» **GIVEN INFORMATION**:
----------

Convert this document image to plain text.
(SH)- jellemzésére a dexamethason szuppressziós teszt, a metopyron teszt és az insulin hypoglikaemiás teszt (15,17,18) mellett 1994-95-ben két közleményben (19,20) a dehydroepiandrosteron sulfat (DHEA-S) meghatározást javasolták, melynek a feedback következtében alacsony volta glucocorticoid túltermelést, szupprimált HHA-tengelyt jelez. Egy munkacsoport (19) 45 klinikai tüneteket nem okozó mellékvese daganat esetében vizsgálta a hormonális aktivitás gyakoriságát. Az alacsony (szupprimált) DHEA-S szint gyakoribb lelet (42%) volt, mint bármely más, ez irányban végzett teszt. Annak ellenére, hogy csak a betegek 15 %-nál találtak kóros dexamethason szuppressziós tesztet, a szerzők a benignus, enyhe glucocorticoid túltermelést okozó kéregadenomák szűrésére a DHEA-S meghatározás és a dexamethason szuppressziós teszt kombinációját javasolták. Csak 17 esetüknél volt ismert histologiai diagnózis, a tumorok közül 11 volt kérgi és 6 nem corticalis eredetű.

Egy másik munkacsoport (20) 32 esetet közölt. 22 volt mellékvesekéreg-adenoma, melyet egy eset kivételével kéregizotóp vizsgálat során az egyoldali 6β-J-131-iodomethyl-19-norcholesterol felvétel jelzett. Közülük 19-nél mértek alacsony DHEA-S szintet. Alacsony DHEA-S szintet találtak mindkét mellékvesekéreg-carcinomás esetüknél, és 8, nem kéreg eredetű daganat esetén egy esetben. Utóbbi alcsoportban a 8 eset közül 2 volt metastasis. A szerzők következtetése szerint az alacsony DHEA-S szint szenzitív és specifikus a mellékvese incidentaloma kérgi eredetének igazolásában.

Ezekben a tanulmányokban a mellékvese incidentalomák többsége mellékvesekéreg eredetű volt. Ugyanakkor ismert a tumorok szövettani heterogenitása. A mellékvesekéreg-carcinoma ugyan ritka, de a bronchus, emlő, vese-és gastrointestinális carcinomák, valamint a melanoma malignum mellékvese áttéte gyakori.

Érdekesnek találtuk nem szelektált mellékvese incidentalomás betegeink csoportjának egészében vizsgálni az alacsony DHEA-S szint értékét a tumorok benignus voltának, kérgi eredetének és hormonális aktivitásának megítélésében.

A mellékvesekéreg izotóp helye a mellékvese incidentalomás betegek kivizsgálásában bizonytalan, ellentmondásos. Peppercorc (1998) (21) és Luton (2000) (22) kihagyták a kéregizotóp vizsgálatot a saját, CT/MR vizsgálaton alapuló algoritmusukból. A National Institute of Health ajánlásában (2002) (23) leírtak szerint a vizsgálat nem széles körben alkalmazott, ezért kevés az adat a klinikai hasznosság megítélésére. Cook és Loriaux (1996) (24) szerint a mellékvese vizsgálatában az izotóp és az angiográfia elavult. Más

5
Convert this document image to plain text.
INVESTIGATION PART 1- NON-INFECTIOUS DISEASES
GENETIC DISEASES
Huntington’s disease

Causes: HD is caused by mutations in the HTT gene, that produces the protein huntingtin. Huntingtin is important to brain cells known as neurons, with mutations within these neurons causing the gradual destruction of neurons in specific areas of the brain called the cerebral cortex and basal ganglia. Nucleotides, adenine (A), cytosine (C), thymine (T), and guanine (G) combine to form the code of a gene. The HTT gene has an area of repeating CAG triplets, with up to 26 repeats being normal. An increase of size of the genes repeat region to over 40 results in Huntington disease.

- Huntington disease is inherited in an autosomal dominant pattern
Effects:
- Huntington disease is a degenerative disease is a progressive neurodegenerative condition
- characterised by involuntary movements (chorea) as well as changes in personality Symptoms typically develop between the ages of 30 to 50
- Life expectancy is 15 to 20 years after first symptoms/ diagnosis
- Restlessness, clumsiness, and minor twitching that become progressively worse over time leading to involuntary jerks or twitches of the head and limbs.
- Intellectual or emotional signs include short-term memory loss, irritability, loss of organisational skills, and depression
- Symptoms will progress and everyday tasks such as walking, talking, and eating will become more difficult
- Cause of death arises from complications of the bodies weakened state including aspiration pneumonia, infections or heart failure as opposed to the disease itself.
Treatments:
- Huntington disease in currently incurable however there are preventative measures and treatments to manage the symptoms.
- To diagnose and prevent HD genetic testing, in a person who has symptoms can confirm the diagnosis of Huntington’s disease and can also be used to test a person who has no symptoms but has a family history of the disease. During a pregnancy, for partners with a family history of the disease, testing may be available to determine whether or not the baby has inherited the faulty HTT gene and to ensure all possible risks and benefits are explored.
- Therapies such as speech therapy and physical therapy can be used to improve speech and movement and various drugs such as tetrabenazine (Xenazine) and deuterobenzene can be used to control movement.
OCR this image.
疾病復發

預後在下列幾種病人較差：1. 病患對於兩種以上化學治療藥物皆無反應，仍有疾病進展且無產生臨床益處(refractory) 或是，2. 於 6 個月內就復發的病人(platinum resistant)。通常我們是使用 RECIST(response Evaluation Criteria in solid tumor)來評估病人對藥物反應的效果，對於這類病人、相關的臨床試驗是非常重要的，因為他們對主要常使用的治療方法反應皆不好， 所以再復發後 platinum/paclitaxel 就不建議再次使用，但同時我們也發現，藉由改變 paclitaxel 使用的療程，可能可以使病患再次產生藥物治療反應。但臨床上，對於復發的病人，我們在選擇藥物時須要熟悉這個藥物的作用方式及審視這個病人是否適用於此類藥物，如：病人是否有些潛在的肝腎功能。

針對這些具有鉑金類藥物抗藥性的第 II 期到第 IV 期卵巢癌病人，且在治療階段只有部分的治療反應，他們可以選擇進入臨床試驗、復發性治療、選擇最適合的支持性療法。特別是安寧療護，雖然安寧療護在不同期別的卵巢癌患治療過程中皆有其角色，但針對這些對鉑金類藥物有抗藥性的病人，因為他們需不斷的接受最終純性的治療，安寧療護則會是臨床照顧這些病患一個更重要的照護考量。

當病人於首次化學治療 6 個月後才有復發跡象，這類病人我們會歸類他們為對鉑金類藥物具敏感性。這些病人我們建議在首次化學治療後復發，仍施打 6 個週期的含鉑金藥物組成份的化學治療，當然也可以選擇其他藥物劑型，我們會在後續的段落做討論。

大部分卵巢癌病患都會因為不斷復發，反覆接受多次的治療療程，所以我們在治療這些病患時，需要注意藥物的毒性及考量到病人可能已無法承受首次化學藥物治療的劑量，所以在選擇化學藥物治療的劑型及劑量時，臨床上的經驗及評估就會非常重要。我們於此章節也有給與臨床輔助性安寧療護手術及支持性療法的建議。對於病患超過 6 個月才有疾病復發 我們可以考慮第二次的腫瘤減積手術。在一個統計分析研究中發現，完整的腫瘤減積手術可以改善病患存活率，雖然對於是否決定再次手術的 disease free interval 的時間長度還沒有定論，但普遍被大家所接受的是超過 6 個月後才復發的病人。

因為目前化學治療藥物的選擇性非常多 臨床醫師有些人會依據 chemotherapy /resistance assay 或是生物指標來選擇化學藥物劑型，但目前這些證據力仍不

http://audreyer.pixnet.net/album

----------

» **BRIEF**: Write out the material from the first line to the last, exactly.

» **COMPLETED TASK**:
Convert this document image to plain text.
(SH)- jellemzésére a dexamethason szuppressziós teszt, a metopyron teszt és az insulin hypoglikaemiás teszt (15,17,18) mellett 1994-95-ben két közleményben (19,20) a dehydroepiandrosteron sulfat (DHEA-S) meghatározást javasolták, melynek a feedback következtében alacsony volta glucocorticoid túltermelést, szupprimált HHA-tengelyt jelez. Egy munkacsoport (19) 45 klinikai tüneteket nem okozó mellékvese daganat esetében vizsgálta a hormonális aktivitás gyakoriságát. Az alacsony (szupprimált) DHEA-S szint gyakoribb lelet (42%) volt, mint bármely más, ez irányban végzett teszt. Annak ellenére, hogy csak a betegek 15 %-nál találtak kóros dexamethason szuppressziós tesztet, a szerzők a benignus, enyhe glucocorticoid túltermelést okozó kéregadenomák szűrésére a DHEA-S meghatározás és a dexamethason szuppressziós teszt kombinációját javasolták. Csak 17 esetüknél volt ismert histologiai diagnózis, a tumorok közül 11 volt kérgi és 6 nem corticalis eredetű.

Egy másik munkacsoport (20) 32 esetet közölt. 22 volt mellékvesekéreg-adenoma, melyet egy eset kivételével kéregizotóp vizsgálat során az egyoldali 6β-J-131-iodomethyl-19-norcholesterol felvétel jelzett. Közülük 19-nél mértek alacsony DHEA-S szintet. Alacsony DHEA-S szintet találtak mindkét mellékvesekéreg-carcinomás esetüknél, és 8, nem kéreg eredetű daganat esetén egy esetben. Utóbbi alcsoportban a 8 eset közül 2 volt metastasis. A szerzők következtetése szerint az alacsony DHEA-S szint szenzitív és specifikus a mellékvese incidentaloma kérgi eredetének igazolásában.

Ezekben a tanulmányokban a mellékvese incidentalomák többsége mellékvesekéreg eredetű volt. Ugyanakkor ismert a tumorok szövettani heterogenitása. A mellékvesekéreg-carcinoma ugyan ritka, de a bronchus, emlő, vese-és gastrointestinális carcinomák, valamint a melanoma malignum mellékvese áttéte gyakori.

Érdekesnek találtuk nem szelektált mellékvese incidentalomás betegeink csoportjának egészében vizsgálni az alacsony DHEA-S szint értékét a tumorok benignus voltának, kérgi eredetének és hormonális aktivitásának megítélésében.

A mellékvesekéreg izotóp helye a mellékvese incidentalomás betegek kivizsgálásában bizonytalan, ellentmondásos. Peppercorc (1998) (21) és Luton (2000) (22) kihagyták a kéregizotóp vizsgálatot a saját, CT/MR vizsgálaton alapuló algoritmusukból. A National Institute of Health ajánlásában (2002) (23) leírtak szerint a vizsgálat nem széles körben alkalmazott, ezért kevés az adat a klinikai hasznosság megítélésére. Cook és Loriaux (1996) (24) szerint a mellékvese vizsgálatában az izotóp és az angiográfia elavult. Más

5
Convert this document image to plain text.
INVESTIGATION PART 1- NON-INFECTIOUS DISEASES
GENETIC DISEASES
Huntington’s disease

Causes: HD is caused by mutations in the HTT gene, that produces the protein huntingtin. Huntingtin is important to brain cells known as neurons, with mutations within these neurons causing the gradual destruction of neurons in specific areas of the brain called the cerebral cortex and basal ganglia. Nucleotides, adenine (A), cytosine (C), thymine (T), and guanine (G) combine to form the code of a gene. The HTT gene has an area of repeating CAG triplets, with up to 26 repeats being normal. An increase of size of the genes repeat region to over 40 results in Huntington disease.

- Huntington disease is inherited in an autosomal dominant pattern
Effects:
- Huntington disease is a degenerative disease is a progressive neurodegenerative condition
- characterised by involuntary movements (chorea) as well as changes in personality Symptoms typically develop between the ages of 30 to 50
- Life expectancy is 15 to 20 years after first symptoms/ diagnosis
- Restlessness, clumsiness, and minor twitching that become progressively worse over time leading to involuntary jerks or twitches of the head and limbs.
- Intellectual or emotional signs include short-term memory loss, irritability, loss of organisational skills, and depression
- Symptoms will progress and everyday tasks such as walking, talking, and eating will become more difficult
- Cause of death arises from complications of the bodies weakened state including aspiration pneumonia, infections or heart failure as opposed to the disease itself.
Treatments:
- Huntington disease in currently incurable however there are preventative measures and treatments to manage the symptoms.
- To diagnose and prevent HD genetic testing, in a person who has symptoms can confirm the diagnosis of Huntington’s disease and can also be used to test a person who has no symptoms but has a family history of the disease. During a pregnancy, for partners with a family history of the disease, testing may be available to determine whether or not the baby has inherited the faulty HTT gene and to ensure all possible risks and benefits are explored.
- Therapies such as speech therapy and physical therapy can be used to improve speech and movement and various drugs such as tetrabenazine (Xenazine) and deuterobenzene can be used to control movement.
OCR this image.
疾病復發

預後在下列幾種病人較差：1. 病患對於兩種以上化學治療藥物皆無反應，仍有疾病進展且無產生臨床益處(refractory) 或是，2. 於 6 個月內就復發的病人(platinum resistant)。通常我們是使用 RECIST(response Evaluation Criteria in solid tumor)來評估病人對藥物反應的效果，對於這類病人、相關的臨床試驗是非常重要的，因為他們對主要常使用的治療方法反應皆不好， 所以再復發後 platinum/paclitaxel 就不建議再次使用，但同時我們也發現，藉由改變 paclitaxel 使用的療程，可能可以使病患再次產生藥物治療反應。但臨床上，對於復發的病人，我們在選擇藥物時須要熟悉這個藥物的作用方式及審視這個病人是否適用於此類藥物，如：病人是否有些潛在的肝腎功能。

針對這些具有鉑金類藥物抗藥性的第 II 期到第 IV 期卵巢癌病人，且在治療階段只有部分的治療反應，他們可以選擇進入臨床試驗、復發性治療、選擇最適合的支持性療法。特別是安寧療護，雖然安寧療護在不同期別的卵巢癌患治療過程中皆有其角色，但針對這些對鉑金類藥物有抗藥性的病人，因為他們需不斷的接受最終純性的治療，安寧療護則會是臨床照顧這些病患一個更重要的照護考量。

當病人於首次化學治療 6 個月後才有復發跡象，這類病人我們會歸類他們為對鉑金類藥物具敏感性。這些病人我們建議在首次化學治療後復發，仍施打 6 個週期的含鉑金藥物組成份的化學治療，當然也可以選擇其他藥物劑型，我們會在後續的段落做討論。

大部分卵巢癌病患都會因為不斷復發，反覆接受多次的治療療程，所以我們在治療這些病患時，需要注意藥物的毒性及考量到病人可能已無法承受首次化學藥物治療的劑量，所以在選擇化學藥物治療的劑型及劑量時，臨床上的經驗及評估就會非常重要。我們於此章節也有給與臨床輔助性安寧療護手術及支持性療法的建議。對於病患超過 6 個月才有疾病復發 我們可以考慮第二次的腫瘤減積手術。在一個統計分析研究中發現，完整的腫瘤減積手術可以改善病患存活率，雖然對於是否決定再次手術的 disease free interval 的時間長度還沒有定論，但普遍被大家所接受的是超過 6 個月後才復發的病人。

因為目前化學治療藥物的選擇性非常多 臨床醫師有些人會依據 chemotherapy /resistance assay 或是生物指標來選擇化學藥物劑型，但目前這些證據力仍不

http://audreyer.pixnet.net/album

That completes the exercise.